**TEXT SEGMENT**
* * *

HEALTH AND LIFE SCIENCES DEALS
• BiomX Ltd, an Israel-based microbiome drug discovery company, raised $32 million in Series B funding. Investors include OrbiMed, Johnson & Johnson Innovation – JJDC, Inc., Takeda Ventures, Inc., 8VC, MiraeAsset and Seventure Partners.
• Neuspera Medical Inc, a San Jose, Calif.-based neuromodulation company, raised $26 million in Series B funding. Investors include 6 Dimensions Capital, Action Potential Venture Capital, Windham Venture Partners, Delta Capital, LLC and Purple Arch Ventures.
• Calypso Biotech, a Dutch developer of therapeutic antibodies for autoimmune diseases, raised 20 million euros ($22.7 million) in Series A funding. Investors include Gilde Healthcare and Inkef Capital.
PRIVATE EQUITY DEALS
• Pinnacle Dermatology, which is backed by Chicago Pacific Founders, acquired Calumet Dermatology, a Calumet City, Ill.-based provider of dermatology services. Financial terms weren’t disclosed.
• Quad Partners agreed to invest in SchoolAdmin, a Austin, Texas-based provider of admissions and enrollment software for K-12 schools. Financial terms weren’t disclosed.
• Pfingsten acquired Full Spectrum Group, a Pleasanton, Calif.-based provider of repair, maintenance and validation services for laboratory instrumentation. Financial terms weren’t disclosed.
• Blue Sage Capital made an investment in All-State Industries, Inc, a Des Moines, Iowa-based manufacturer of non-metallic components. Financial terms weren’t disclosed.

* * *

**AVAILABLE DATA**
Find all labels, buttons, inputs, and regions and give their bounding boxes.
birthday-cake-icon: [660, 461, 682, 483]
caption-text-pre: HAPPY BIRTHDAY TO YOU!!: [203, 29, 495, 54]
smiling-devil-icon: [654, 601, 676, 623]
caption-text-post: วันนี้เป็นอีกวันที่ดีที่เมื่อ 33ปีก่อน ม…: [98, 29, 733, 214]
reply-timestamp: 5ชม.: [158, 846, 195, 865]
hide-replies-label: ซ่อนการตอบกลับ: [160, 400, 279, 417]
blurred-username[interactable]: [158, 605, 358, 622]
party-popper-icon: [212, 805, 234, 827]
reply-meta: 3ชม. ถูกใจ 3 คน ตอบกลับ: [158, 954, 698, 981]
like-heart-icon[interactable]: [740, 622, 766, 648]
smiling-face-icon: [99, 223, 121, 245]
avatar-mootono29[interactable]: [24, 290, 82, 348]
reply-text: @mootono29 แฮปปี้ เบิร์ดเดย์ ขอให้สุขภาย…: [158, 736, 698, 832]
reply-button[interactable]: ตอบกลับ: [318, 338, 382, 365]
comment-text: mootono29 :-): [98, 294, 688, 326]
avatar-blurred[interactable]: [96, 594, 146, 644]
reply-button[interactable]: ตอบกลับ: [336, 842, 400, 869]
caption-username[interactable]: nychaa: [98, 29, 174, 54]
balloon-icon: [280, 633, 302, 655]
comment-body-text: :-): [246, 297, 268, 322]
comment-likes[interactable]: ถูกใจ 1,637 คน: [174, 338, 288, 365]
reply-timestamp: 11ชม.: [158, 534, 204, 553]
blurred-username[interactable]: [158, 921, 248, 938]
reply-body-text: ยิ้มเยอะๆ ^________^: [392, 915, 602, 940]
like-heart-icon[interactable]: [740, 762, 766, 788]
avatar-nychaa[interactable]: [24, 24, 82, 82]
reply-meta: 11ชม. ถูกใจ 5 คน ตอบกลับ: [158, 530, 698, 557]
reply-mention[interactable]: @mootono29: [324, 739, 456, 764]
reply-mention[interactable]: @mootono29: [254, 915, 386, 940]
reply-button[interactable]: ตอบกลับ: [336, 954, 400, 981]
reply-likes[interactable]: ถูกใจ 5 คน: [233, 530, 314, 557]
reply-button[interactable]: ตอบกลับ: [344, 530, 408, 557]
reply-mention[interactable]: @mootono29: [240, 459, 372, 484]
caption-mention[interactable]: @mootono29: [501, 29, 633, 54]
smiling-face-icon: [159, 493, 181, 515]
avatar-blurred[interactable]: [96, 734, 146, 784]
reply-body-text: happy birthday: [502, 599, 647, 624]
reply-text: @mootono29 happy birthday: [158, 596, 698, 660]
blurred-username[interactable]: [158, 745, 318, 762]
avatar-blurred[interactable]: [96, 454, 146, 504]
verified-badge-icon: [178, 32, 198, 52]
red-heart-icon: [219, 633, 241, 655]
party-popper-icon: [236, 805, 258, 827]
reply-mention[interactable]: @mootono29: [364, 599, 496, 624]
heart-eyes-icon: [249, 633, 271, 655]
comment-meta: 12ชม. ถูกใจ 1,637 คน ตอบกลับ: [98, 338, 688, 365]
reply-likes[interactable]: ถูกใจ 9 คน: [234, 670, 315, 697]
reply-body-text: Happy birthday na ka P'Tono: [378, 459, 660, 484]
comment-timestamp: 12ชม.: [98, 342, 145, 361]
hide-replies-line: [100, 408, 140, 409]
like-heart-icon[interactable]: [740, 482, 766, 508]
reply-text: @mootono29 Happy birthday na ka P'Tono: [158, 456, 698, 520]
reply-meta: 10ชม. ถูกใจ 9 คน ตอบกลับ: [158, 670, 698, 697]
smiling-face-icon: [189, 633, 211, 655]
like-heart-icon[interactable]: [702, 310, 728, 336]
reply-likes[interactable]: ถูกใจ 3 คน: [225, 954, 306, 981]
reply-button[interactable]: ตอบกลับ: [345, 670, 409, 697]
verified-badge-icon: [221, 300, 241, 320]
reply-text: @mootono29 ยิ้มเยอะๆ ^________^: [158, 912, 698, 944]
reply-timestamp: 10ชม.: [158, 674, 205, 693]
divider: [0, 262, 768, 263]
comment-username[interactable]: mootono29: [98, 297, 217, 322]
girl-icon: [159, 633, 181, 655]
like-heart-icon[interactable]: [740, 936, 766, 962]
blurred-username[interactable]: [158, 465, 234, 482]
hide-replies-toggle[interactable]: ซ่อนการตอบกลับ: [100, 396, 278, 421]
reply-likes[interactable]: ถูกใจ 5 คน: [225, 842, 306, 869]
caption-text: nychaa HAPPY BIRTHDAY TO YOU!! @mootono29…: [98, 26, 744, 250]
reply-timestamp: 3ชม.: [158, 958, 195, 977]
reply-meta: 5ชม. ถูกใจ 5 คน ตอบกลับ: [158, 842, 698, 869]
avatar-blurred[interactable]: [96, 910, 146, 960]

* * *

Reproduce the full roundup of health, life sciences and private equity deals word for word.

**TASK OUTPUT**
HEALTH AND LIFE SCIENCES DEALS
• BiomX Ltd, an Israel-based microbiome drug discovery company, raised $32 million in Series B funding. Investors include OrbiMed, Johnson & Johnson Innovation – JJDC, Inc., Takeda Ventures, Inc., 8VC, MiraeAsset and Seventure Partners.
• Neuspera Medical Inc, a San Jose, Calif.-based neuromodulation company, raised $26 million in Series B funding. Investors include 6 Dimensions Capital, Action Potential Venture Capital, Windham Venture Partners, Delta Capital, LLC and Purple Arch Ventures.
• Calypso Biotech, a Dutch developer of therapeutic antibodies for autoimmune diseases, raised 20 million euros ($22.7 million) in Series A funding. Investors include Gilde Healthcare and Inkef Capital.
PRIVATE EQUITY DEALS
• Pinnacle Dermatology, which is backed by Chicago Pacific Founders, acquired Calumet Dermatology, a Calumet City, Ill.-based provider of dermatology services. Financial terms weren’t disclosed.
• Quad Partners agreed to invest in SchoolAdmin, a Austin, Texas-based provider of admissions and enrollment software for K-12 schools. Financial terms weren’t disclosed.
• Pfingsten acquired Full Spectrum Group, a Pleasanton, Calif.-based provider of repair, maintenance and validation services for laboratory instrumentation. Financial terms weren’t disclosed.
• Blue Sage Capital made an investment in All-State Industries, Inc, a Des Moines, Iowa-based manufacturer of non-metallic components. Financial terms weren’t disclosed.